Copy every line of the records below exactly as it appears, keeping the order.
* * * * *
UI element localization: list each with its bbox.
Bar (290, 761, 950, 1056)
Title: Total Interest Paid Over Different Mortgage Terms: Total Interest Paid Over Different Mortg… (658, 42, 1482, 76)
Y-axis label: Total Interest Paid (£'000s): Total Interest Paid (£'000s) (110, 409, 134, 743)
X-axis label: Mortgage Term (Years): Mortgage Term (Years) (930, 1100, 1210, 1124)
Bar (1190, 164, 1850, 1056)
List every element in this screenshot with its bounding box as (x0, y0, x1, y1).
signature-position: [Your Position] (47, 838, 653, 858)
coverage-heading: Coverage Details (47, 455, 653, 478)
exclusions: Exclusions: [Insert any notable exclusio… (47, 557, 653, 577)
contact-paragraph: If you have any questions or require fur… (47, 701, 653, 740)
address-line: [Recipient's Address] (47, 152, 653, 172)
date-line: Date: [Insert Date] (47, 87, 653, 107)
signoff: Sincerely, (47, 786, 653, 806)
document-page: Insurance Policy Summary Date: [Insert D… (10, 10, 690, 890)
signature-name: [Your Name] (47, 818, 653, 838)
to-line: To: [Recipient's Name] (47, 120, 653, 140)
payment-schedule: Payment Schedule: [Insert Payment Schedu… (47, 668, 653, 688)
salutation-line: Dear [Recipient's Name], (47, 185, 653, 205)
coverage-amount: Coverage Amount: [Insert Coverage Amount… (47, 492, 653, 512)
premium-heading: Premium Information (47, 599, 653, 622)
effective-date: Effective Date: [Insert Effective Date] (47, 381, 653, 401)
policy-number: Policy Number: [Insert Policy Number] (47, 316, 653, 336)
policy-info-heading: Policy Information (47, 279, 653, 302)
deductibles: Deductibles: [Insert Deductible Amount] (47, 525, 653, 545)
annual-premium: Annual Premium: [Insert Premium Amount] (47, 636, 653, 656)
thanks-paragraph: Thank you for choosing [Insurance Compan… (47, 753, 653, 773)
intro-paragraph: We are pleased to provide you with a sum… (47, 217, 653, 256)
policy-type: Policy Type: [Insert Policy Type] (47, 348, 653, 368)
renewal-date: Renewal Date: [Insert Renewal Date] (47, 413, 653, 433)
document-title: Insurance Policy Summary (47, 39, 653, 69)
* * * * *
▸ Answer for the task
UI element localization: list each with its bbox.
Bar (290, 761, 950, 1056)
Title: Total Interest Paid Over Different Mortgage Terms: Total Interest Paid Over Different Mortg… (658, 42, 1482, 76)
Y-axis label: Total Interest Paid (£'000s): Total Interest Paid (£'000s) (110, 409, 134, 743)
X-axis label: Mortgage Term (Years): Mortgage Term (Years) (930, 1100, 1210, 1124)
Bar (1190, 164, 1850, 1056)
List every element in this screenshot with its bounding box as (x0, y0, x1, y1).
signature-position: [Your Position] (47, 838, 653, 858)
coverage-heading: Coverage Details (47, 455, 653, 478)
exclusions: Exclusions: [Insert any notable exclusio… (47, 557, 653, 577)
contact-paragraph: If you have any questions or require fur… (47, 701, 653, 740)
address-line: [Recipient's Address] (47, 152, 653, 172)
date-line: Date: [Insert Date] (47, 87, 653, 107)
signoff: Sincerely, (47, 786, 653, 806)
document-page: Insurance Policy Summary Date: [Insert D… (10, 10, 690, 890)
signature-name: [Your Name] (47, 818, 653, 838)
to-line: To: [Recipient's Name] (47, 120, 653, 140)
payment-schedule: Payment Schedule: [Insert Payment Schedu… (47, 668, 653, 688)
salutation-line: Dear [Recipient's Name], (47, 185, 653, 205)
coverage-amount: Coverage Amount: [Insert Coverage Amount… (47, 492, 653, 512)
premium-heading: Premium Information (47, 599, 653, 622)
effective-date: Effective Date: [Insert Effective Date] (47, 381, 653, 401)
policy-number: Policy Number: [Insert Policy Number] (47, 316, 653, 336)
policy-info-heading: Policy Information (47, 279, 653, 302)
deductibles: Deductibles: [Insert Deductible Amount] (47, 525, 653, 545)
annual-premium: Annual Premium: [Insert Premium Amount] (47, 636, 653, 656)
thanks-paragraph: Thank you for choosing [Insurance Compan… (47, 753, 653, 773)
intro-paragraph: We are pleased to provide you with a sum… (47, 217, 653, 256)
policy-type: Policy Type: [Insert Policy Type] (47, 348, 653, 368)
renewal-date: Renewal Date: [Insert Renewal Date] (47, 413, 653, 433)
document-title: Insurance Policy Summary (47, 39, 653, 69)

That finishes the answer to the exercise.